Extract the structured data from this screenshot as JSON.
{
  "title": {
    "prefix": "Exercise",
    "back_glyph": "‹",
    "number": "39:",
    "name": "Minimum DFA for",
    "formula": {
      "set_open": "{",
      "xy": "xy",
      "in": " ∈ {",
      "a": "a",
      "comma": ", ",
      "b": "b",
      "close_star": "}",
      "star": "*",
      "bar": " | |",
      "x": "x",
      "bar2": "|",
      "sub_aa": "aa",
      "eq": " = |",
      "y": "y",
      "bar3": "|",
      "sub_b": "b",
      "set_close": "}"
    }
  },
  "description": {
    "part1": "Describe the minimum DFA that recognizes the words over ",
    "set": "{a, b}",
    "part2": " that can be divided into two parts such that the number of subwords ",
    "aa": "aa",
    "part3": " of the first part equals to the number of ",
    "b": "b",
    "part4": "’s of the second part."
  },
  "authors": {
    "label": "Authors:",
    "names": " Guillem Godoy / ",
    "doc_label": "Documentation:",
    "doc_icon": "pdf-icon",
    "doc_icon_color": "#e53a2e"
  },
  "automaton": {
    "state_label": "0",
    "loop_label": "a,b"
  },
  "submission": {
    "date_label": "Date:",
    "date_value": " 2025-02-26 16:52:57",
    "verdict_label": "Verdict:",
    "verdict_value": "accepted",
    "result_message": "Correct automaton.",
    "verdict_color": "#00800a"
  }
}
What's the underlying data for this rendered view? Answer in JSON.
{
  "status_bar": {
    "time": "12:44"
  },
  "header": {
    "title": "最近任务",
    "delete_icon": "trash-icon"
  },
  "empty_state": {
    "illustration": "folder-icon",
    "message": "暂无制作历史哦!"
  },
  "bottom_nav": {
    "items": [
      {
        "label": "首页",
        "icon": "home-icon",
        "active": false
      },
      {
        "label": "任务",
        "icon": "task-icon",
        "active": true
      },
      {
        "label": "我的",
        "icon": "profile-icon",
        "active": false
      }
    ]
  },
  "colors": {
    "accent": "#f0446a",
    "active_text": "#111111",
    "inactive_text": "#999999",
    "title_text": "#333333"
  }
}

--- GIVEN REQUEST ---
Extract the entries above verbatim.

--- THE RESPONSE ---
Extract the structured data from this screenshot as JSON.
{
  "title": {
    "prefix": "Exercise",
    "back_glyph": "‹",
    "number": "39:",
    "name": "Minimum DFA for",
    "formula": {
      "set_open": "{",
      "xy": "xy",
      "in": " ∈ {",
      "a": "a",
      "comma": ", ",
      "b": "b",
      "close_star": "}",
      "star": "*",
      "bar": " | |",
      "x": "x",
      "bar2": "|",
      "sub_aa": "aa",
      "eq": " = |",
      "y": "y",
      "bar3": "|",
      "sub_b": "b",
      "set_close": "}"
    }
  },
  "description": {
    "part1": "Describe the minimum DFA that recognizes the words over ",
    "set": "{a, b}",
    "part2": " that can be divided into two parts such that the number of subwords ",
    "aa": "aa",
    "part3": " of the first part equals to the number of ",
    "b": "b",
    "part4": "’s of the second part."
  },
  "authors": {
    "label": "Authors:",
    "names": " Guillem Godoy / ",
    "doc_label": "Documentation:",
    "doc_icon": "pdf-icon",
    "doc_icon_color": "#e53a2e"
  },
  "automaton": {
    "state_label": "0",
    "loop_label": "a,b"
  },
  "submission": {
    "date_label": "Date:",
    "date_value": " 2025-02-26 16:52:57",
    "verdict_label": "Verdict:",
    "verdict_value": "accepted",
    "result_message": "Correct automaton.",
    "verdict_color": "#00800a"
  }
}
What's the underlying data for this rendered view? Answer in JSON.
{
  "status_bar": {
    "time": "12:44"
  },
  "header": {
    "title": "最近任务",
    "delete_icon": "trash-icon"
  },
  "empty_state": {
    "illustration": "folder-icon",
    "message": "暂无制作历史哦!"
  },
  "bottom_nav": {
    "items": [
      {
        "label": "首页",
        "icon": "home-icon",
        "active": false
      },
      {
        "label": "任务",
        "icon": "task-icon",
        "active": true
      },
      {
        "label": "我的",
        "icon": "profile-icon",
        "active": false
      }
    ]
  },
  "colors": {
    "accent": "#f0446a",
    "active_text": "#111111",
    "inactive_text": "#999999",
    "title_text": "#333333"
  }
}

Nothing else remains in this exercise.